══ Entries ══
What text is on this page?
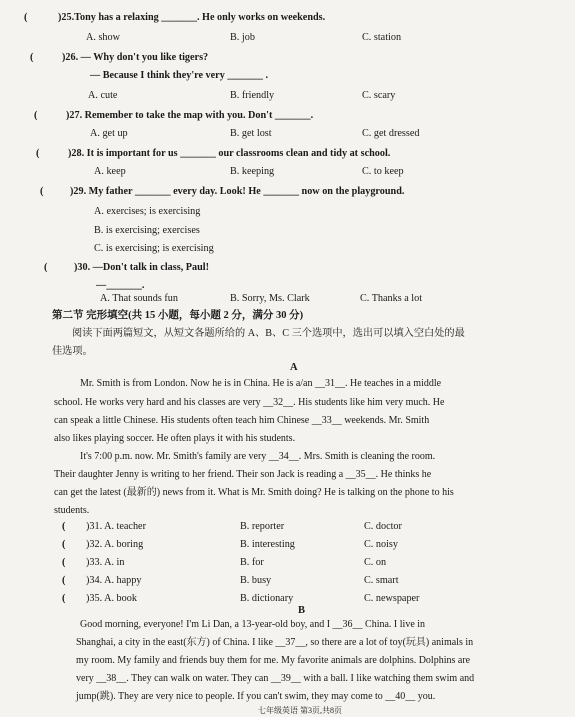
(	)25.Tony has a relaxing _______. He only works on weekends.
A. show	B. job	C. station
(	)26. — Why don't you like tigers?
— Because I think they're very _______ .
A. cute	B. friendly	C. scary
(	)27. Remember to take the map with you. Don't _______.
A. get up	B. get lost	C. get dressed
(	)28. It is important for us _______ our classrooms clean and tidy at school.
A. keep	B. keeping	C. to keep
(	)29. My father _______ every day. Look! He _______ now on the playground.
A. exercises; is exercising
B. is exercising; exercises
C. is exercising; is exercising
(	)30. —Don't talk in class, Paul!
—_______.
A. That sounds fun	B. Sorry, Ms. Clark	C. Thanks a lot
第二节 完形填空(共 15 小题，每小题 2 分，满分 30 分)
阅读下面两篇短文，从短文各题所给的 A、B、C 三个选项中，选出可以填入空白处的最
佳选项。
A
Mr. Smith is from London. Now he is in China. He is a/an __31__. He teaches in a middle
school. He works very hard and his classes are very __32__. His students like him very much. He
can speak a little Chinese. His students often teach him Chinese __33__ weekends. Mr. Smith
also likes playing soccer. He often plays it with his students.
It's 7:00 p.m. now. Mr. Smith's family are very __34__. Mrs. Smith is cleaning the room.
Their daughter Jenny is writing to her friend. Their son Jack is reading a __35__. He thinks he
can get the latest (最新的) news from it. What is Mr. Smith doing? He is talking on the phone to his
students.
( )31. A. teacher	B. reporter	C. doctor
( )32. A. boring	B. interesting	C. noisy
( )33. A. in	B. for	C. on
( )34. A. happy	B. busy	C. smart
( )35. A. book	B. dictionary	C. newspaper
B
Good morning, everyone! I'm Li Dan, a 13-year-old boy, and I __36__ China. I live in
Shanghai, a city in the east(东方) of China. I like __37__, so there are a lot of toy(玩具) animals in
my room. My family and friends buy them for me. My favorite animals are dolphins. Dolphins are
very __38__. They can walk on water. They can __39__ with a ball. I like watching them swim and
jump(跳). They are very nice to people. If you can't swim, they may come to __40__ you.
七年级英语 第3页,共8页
═══
-- Your instructions --
From the listing above, collect every line that mentions the word "China".

-- Solution below --
Mr. Smith is from London. Now he is in China. He is a/an __31__. He teaches in a middle
Good morning, everyone! I'm Li Dan, a 13-year-old boy, and I __36__ China. I live in
Shanghai, a city in the east(东方) of China. I like __37__, so there are a lot of toy(玩具) animals in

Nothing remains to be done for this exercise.